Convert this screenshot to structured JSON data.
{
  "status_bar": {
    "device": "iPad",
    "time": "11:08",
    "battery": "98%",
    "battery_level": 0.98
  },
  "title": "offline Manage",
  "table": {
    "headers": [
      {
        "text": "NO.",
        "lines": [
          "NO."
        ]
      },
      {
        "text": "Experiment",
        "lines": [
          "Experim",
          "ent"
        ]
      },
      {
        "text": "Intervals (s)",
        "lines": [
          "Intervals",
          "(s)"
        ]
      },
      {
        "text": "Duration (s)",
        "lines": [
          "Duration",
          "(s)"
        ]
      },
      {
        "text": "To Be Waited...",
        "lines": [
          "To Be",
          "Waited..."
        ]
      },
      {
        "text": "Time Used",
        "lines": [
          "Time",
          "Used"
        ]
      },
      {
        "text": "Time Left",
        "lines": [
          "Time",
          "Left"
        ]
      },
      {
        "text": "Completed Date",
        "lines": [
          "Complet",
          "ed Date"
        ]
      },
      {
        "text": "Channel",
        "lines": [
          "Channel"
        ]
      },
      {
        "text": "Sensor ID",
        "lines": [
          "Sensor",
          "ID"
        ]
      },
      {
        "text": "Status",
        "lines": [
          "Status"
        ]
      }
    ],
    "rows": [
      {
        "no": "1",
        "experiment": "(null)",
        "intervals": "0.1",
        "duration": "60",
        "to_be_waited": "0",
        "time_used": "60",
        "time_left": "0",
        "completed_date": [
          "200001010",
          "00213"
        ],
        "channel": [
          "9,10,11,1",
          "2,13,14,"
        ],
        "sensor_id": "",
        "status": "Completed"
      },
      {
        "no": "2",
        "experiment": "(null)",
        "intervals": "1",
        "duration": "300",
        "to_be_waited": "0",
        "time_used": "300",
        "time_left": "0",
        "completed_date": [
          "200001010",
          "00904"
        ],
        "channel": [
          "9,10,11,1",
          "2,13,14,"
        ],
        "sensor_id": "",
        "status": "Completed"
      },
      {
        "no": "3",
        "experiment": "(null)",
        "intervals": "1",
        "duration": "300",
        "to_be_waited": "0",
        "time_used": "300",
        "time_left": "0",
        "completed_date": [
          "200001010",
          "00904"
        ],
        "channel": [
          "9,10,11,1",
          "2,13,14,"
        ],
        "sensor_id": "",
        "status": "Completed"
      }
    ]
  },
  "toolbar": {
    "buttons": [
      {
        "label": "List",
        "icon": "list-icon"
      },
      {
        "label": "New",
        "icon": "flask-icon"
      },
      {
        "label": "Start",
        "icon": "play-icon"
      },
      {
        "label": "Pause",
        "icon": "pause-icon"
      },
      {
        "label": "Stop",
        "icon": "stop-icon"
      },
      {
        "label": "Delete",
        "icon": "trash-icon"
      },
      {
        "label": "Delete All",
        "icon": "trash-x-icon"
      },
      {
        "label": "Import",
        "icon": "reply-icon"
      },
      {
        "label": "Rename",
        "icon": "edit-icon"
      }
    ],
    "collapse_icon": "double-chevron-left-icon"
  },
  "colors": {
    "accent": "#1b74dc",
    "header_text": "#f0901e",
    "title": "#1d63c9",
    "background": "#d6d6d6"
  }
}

------------

* **Problem to work on**:
Retype the entries one by one, exactly.

* **Expected answer**:
Convert this screenshot to structured JSON data.
{
  "status_bar": {
    "device": "iPad",
    "time": "11:08",
    "battery": "98%",
    "battery_level": 0.98
  },
  "title": "offline Manage",
  "table": {
    "headers": [
      {
        "text": "NO.",
        "lines": [
          "NO."
        ]
      },
      {
        "text": "Experiment",
        "lines": [
          "Experim",
          "ent"
        ]
      },
      {
        "text": "Intervals (s)",
        "lines": [
          "Intervals",
          "(s)"
        ]
      },
      {
        "text": "Duration (s)",
        "lines": [
          "Duration",
          "(s)"
        ]
      },
      {
        "text": "To Be Waited...",
        "lines": [
          "To Be",
          "Waited..."
        ]
      },
      {
        "text": "Time Used",
        "lines": [
          "Time",
          "Used"
        ]
      },
      {
        "text": "Time Left",
        "lines": [
          "Time",
          "Left"
        ]
      },
      {
        "text": "Completed Date",
        "lines": [
          "Complet",
          "ed Date"
        ]
      },
      {
        "text": "Channel",
        "lines": [
          "Channel"
        ]
      },
      {
        "text": "Sensor ID",
        "lines": [
          "Sensor",
          "ID"
        ]
      },
      {
        "text": "Status",
        "lines": [
          "Status"
        ]
      }
    ],
    "rows": [
      {
        "no": "1",
        "experiment": "(null)",
        "intervals": "0.1",
        "duration": "60",
        "to_be_waited": "0",
        "time_used": "60",
        "time_left": "0",
        "completed_date": [
          "200001010",
          "00213"
        ],
        "channel": [
          "9,10,11,1",
          "2,13,14,"
        ],
        "sensor_id": "",
        "status": "Completed"
      },
      {
        "no": "2",
        "experiment": "(null)",
        "intervals": "1",
        "duration": "300",
        "to_be_waited": "0",
        "time_used": "300",
        "time_left": "0",
        "completed_date": [
          "200001010",
          "00904"
        ],
        "channel": [
          "9,10,11,1",
          "2,13,14,"
        ],
        "sensor_id": "",
        "status": "Completed"
      },
      {
        "no": "3",
        "experiment": "(null)",
        "intervals": "1",
        "duration": "300",
        "to_be_waited": "0",
        "time_used": "300",
        "time_left": "0",
        "completed_date": [
          "200001010",
          "00904"
        ],
        "channel": [
          "9,10,11,1",
          "2,13,14,"
        ],
        "sensor_id": "",
        "status": "Completed"
      }
    ]
  },
  "toolbar": {
    "buttons": [
      {
        "label": "List",
        "icon": "list-icon"
      },
      {
        "label": "New",
        "icon": "flask-icon"
      },
      {
        "label": "Start",
        "icon": "play-icon"
      },
      {
        "label": "Pause",
        "icon": "pause-icon"
      },
      {
        "label": "Stop",
        "icon": "stop-icon"
      },
      {
        "label": "Delete",
        "icon": "trash-icon"
      },
      {
        "label": "Delete All",
        "icon": "trash-x-icon"
      },
      {
        "label": "Import",
        "icon": "reply-icon"
      },
      {
        "label": "Rename",
        "icon": "edit-icon"
      }
    ],
    "collapse_icon": "double-chevron-left-icon"
  },
  "colors": {
    "accent": "#1b74dc",
    "header_text": "#f0901e",
    "title": "#1d63c9",
    "background": "#d6d6d6"
  }
}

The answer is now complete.